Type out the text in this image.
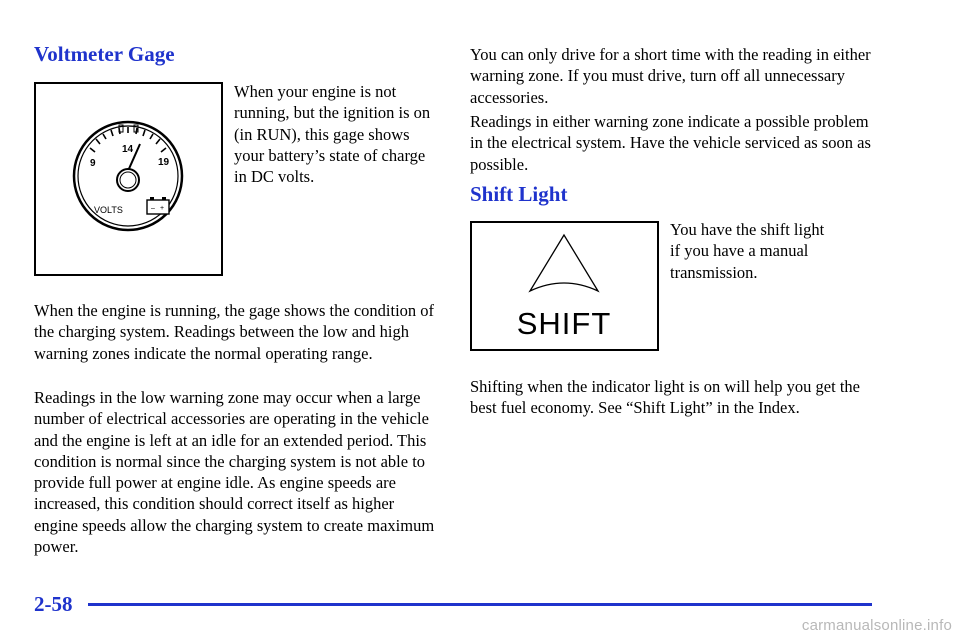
Voltmeter Gage
9
14
19
VOLTS	– +

When your engine is not running, but the ignition is on (in RUN), this gage shows your battery’s state of charge in DC volts.

When the engine is running, the gage shows the condition of the charging system. Readings between the low and high warning zones indicate the normal operating range.

Readings in the low warning zone may occur when a large number of electrical accessories are operating in the vehicle and the engine is left at an idle for an extended period. This condition is normal since the charging system is not able to provide full power at engine idle. As engine speeds are increased, this condition should correct itself as higher engine speeds allow the charging system to create maximum power.

You can only drive for a short time with the reading in either warning zone. If you must drive, turn off all unnecessary accessories.

Readings in either warning zone indicate a possible problem in the electrical system. Have the vehicle serviced as soon as possible.

Shift Light
SHIFT

You have the shift light if you have a manual transmission.

Shifting when the indicator light is on will help you get the best fuel economy. See “Shift Light” in the Index.

2-58

carmanualsonline.info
━━━
EXERCISE
Extract every line of the records above that contains the word "operating".

FULL ANSWER
When the engine is running, the gage shows the condition of the charging system. Readings between the low and high warning zones indicate the normal operating range.
Readings in the low warning zone may occur when a large number of electrical accessories are operating in the vehicle and the engine is left at an idle for an extended period. This condition is normal since the charging system is not able to provide full power at engine idle. As engine speeds are increased, this condition should correct itself as higher engine speeds allow the charging system to create maximum power.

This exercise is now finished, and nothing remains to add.